> **Data entries**:
╭──

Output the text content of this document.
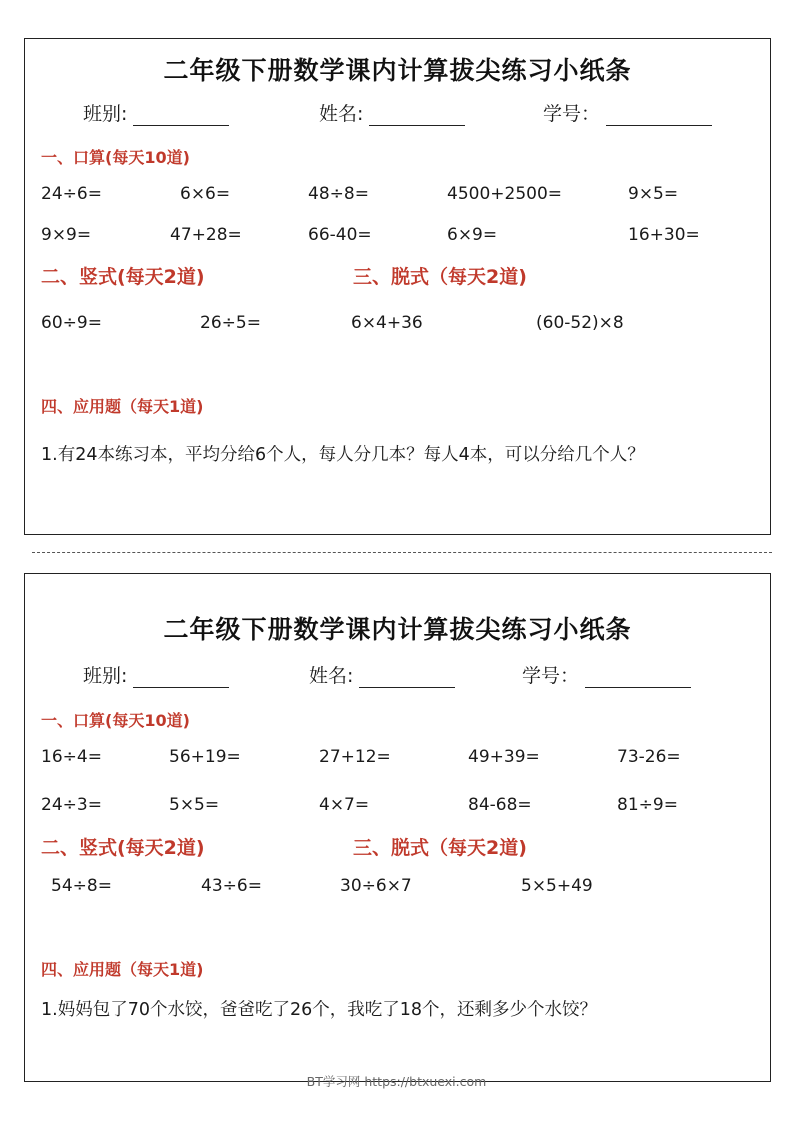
二年级下册数学课内计算拔尖练习小纸条
班别:	姓名:	学号：
一、口算(每天10道)
24÷6=	6×6=	48÷8=	4500+2500=	9×5=
9×9=	47+28=	66-40=	6×9=	16+30=
二、竖式(每天2道)	三、脱式（每天2道)
60÷9=	26÷5=	6×4+36	(60-52)×8
四、应用题（每天1道)
1.有24本练习本，平均分给6个人，每人分几本？每人4本，可以分给几个人？
二年级下册数学课内计算拔尖练习小纸条
班别:	姓名:	学号：
一、口算(每天10道)
16÷4=	56+19=	27+12=	49+39=	73-26=
24÷3=	5×5=	4×7=	84-68=	81÷9=
二、竖式(每天2道)	三、脱式（每天2道)
54÷8=	43÷6=	30÷6×7	5×5+49
四、应用题（每天1道)
1.妈妈包了70个水饺，爸爸吃了26个，我吃了18个，还剩多少个水饺？
BT学习网 https://btxuexi.com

╰──

The entries above should be reproduced exactly, without their pictures.

Output the text content of this document.
二年级下册数学课内计算拔尖练习小纸条
班别:	姓名:	学号：
一、口算(每天10道)
24÷6=	6×6=	48÷8=	4500+2500=	9×5=
9×9=	47+28=	66-40=	6×9=	16+30=
二、竖式(每天2道)	三、脱式（每天2道)
60÷9=	26÷5=	6×4+36	(60-52)×8
四、应用题（每天1道)
1.有24本练习本，平均分给6个人，每人分几本？每人4本，可以分给几个人？
二年级下册数学课内计算拔尖练习小纸条
班别:	姓名:	学号：
一、口算(每天10道)
16÷4=	56+19=	27+12=	49+39=	73-26=
24÷3=	5×5=	4×7=	84-68=	81÷9=
二、竖式(每天2道)	三、脱式（每天2道)
54÷8=	43÷6=	30÷6×7	5×5+49
四、应用题（每天1道)
1.妈妈包了70个水饺，爸爸吃了26个，我吃了18个，还剩多少个水饺？
BT学习网 https://btxuexi.com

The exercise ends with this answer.